• [Listing]
▬▬▬▬▬▬
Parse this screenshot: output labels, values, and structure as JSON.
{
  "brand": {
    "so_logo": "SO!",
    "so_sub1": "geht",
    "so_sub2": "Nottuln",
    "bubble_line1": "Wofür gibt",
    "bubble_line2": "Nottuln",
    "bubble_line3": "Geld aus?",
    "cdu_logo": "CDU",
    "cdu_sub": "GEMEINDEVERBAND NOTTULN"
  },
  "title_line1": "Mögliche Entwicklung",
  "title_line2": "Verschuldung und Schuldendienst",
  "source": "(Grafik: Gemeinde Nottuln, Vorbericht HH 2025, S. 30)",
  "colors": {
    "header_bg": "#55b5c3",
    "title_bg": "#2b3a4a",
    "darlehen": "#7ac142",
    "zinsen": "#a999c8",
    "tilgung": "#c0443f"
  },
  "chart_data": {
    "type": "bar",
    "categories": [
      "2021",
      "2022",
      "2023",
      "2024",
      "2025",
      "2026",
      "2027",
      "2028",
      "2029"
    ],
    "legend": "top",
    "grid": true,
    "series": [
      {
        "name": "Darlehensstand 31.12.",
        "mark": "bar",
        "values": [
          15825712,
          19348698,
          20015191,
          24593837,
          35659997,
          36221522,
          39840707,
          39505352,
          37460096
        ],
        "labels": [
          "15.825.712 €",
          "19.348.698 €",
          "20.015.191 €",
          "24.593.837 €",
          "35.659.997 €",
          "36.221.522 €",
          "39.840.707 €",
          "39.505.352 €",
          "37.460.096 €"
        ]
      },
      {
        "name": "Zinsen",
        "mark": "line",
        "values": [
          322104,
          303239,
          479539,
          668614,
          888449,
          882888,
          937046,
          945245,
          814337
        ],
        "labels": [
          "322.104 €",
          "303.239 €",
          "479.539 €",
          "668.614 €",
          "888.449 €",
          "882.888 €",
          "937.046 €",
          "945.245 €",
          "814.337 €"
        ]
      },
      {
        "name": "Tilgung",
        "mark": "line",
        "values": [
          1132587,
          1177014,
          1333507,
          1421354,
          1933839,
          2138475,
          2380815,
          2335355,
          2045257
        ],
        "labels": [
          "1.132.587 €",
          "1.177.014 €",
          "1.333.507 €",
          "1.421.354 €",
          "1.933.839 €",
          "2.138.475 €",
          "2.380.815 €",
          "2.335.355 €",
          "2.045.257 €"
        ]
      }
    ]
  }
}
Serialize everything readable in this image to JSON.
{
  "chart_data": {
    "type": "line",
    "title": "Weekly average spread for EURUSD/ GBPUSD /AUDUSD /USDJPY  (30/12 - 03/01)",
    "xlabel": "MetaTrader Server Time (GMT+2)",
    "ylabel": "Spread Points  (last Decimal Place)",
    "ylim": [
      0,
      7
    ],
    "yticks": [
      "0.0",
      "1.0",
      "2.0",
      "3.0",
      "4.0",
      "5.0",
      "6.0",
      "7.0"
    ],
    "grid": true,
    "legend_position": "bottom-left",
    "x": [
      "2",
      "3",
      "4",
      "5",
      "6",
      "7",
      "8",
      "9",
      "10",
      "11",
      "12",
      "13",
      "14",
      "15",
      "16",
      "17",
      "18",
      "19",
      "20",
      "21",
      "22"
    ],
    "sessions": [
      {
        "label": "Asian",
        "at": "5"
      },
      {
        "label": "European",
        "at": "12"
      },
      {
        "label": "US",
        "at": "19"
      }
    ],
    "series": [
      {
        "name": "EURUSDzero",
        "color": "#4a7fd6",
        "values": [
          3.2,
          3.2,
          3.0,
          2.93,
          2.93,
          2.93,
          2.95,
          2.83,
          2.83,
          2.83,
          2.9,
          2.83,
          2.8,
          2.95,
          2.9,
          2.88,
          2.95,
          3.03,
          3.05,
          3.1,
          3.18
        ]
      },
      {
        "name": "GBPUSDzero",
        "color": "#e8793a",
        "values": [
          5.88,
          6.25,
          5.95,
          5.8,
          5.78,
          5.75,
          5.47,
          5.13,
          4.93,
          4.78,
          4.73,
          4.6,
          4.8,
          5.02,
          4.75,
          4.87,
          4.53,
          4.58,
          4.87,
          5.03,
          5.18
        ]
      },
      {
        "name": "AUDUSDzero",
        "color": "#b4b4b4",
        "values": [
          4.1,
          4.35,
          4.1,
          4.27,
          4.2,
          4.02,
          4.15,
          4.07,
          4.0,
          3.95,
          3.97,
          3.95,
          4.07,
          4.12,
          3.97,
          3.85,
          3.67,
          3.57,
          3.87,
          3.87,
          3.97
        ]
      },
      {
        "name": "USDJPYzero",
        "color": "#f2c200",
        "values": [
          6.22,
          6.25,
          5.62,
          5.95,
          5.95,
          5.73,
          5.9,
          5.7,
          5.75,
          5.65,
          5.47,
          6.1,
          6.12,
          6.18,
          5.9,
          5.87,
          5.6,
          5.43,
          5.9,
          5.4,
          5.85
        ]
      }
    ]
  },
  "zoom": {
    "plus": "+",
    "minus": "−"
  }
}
▬▬▬▬▬▬
• [What is needed] Print every record above exactly as written.

• [Task output]
Parse this screenshot: output labels, values, and structure as JSON.
{
  "brand": {
    "so_logo": "SO!",
    "so_sub1": "geht",
    "so_sub2": "Nottuln",
    "bubble_line1": "Wofür gibt",
    "bubble_line2": "Nottuln",
    "bubble_line3": "Geld aus?",
    "cdu_logo": "CDU",
    "cdu_sub": "GEMEINDEVERBAND NOTTULN"
  },
  "title_line1": "Mögliche Entwicklung",
  "title_line2": "Verschuldung und Schuldendienst",
  "source": "(Grafik: Gemeinde Nottuln, Vorbericht HH 2025, S. 30)",
  "colors": {
    "header_bg": "#55b5c3",
    "title_bg": "#2b3a4a",
    "darlehen": "#7ac142",
    "zinsen": "#a999c8",
    "tilgung": "#c0443f"
  },
  "chart_data": {
    "type": "bar",
    "categories": [
      "2021",
      "2022",
      "2023",
      "2024",
      "2025",
      "2026",
      "2027",
      "2028",
      "2029"
    ],
    "legend": "top",
    "grid": true,
    "series": [
      {
        "name": "Darlehensstand 31.12.",
        "mark": "bar",
        "values": [
          15825712,
          19348698,
          20015191,
          24593837,
          35659997,
          36221522,
          39840707,
          39505352,
          37460096
        ],
        "labels": [
          "15.825.712 €",
          "19.348.698 €",
          "20.015.191 €",
          "24.593.837 €",
          "35.659.997 €",
          "36.221.522 €",
          "39.840.707 €",
          "39.505.352 €",
          "37.460.096 €"
        ]
      },
      {
        "name": "Zinsen",
        "mark": "line",
        "values": [
          322104,
          303239,
          479539,
          668614,
          888449,
          882888,
          937046,
          945245,
          814337
        ],
        "labels": [
          "322.104 €",
          "303.239 €",
          "479.539 €",
          "668.614 €",
          "888.449 €",
          "882.888 €",
          "937.046 €",
          "945.245 €",
          "814.337 €"
        ]
      },
      {
        "name": "Tilgung",
        "mark": "line",
        "values": [
          1132587,
          1177014,
          1333507,
          1421354,
          1933839,
          2138475,
          2380815,
          2335355,
          2045257
        ],
        "labels": [
          "1.132.587 €",
          "1.177.014 €",
          "1.333.507 €",
          "1.421.354 €",
          "1.933.839 €",
          "2.138.475 €",
          "2.380.815 €",
          "2.335.355 €",
          "2.045.257 €"
        ]
      }
    ]
  }
}
Serialize everything readable in this image to JSON.
{
  "chart_data": {
    "type": "line",
    "title": "Weekly average spread for EURUSD/ GBPUSD /AUDUSD /USDJPY  (30/12 - 03/01)",
    "xlabel": "MetaTrader Server Time (GMT+2)",
    "ylabel": "Spread Points  (last Decimal Place)",
    "ylim": [
      0,
      7
    ],
    "yticks": [
      "0.0",
      "1.0",
      "2.0",
      "3.0",
      "4.0",
      "5.0",
      "6.0",
      "7.0"
    ],
    "grid": true,
    "legend_position": "bottom-left",
    "x": [
      "2",
      "3",
      "4",
      "5",
      "6",
      "7",
      "8",
      "9",
      "10",
      "11",
      "12",
      "13",
      "14",
      "15",
      "16",
      "17",
      "18",
      "19",
      "20",
      "21",
      "22"
    ],
    "sessions": [
      {
        "label": "Asian",
        "at": "5"
      },
      {
        "label": "European",
        "at": "12"
      },
      {
        "label": "US",
        "at": "19"
      }
    ],
    "series": [
      {
        "name": "EURUSDzero",
        "color": "#4a7fd6",
        "values": [
          3.2,
          3.2,
          3.0,
          2.93,
          2.93,
          2.93,
          2.95,
          2.83,
          2.83,
          2.83,
          2.9,
          2.83,
          2.8,
          2.95,
          2.9,
          2.88,
          2.95,
          3.03,
          3.05,
          3.1,
          3.18
        ]
      },
      {
        "name": "GBPUSDzero",
        "color": "#e8793a",
        "values": [
          5.88,
          6.25,
          5.95,
          5.8,
          5.78,
          5.75,
          5.47,
          5.13,
          4.93,
          4.78,
          4.73,
          4.6,
          4.8,
          5.02,
          4.75,
          4.87,
          4.53,
          4.58,
          4.87,
          5.03,
          5.18
        ]
      },
      {
        "name": "AUDUSDzero",
        "color": "#b4b4b4",
        "values": [
          4.1,
          4.35,
          4.1,
          4.27,
          4.2,
          4.02,
          4.15,
          4.07,
          4.0,
          3.95,
          3.97,
          3.95,
          4.07,
          4.12,
          3.97,
          3.85,
          3.67,
          3.57,
          3.87,
          3.87,
          3.97
        ]
      },
      {
        "name": "USDJPYzero",
        "color": "#f2c200",
        "values": [
          6.22,
          6.25,
          5.62,
          5.95,
          5.95,
          5.73,
          5.9,
          5.7,
          5.75,
          5.65,
          5.47,
          6.1,
          6.12,
          6.18,
          5.9,
          5.87,
          5.6,
          5.43,
          5.9,
          5.4,
          5.85
        ]
      }
    ]
  },
  "zoom": {
    "plus": "+",
    "minus": "−"
  }
}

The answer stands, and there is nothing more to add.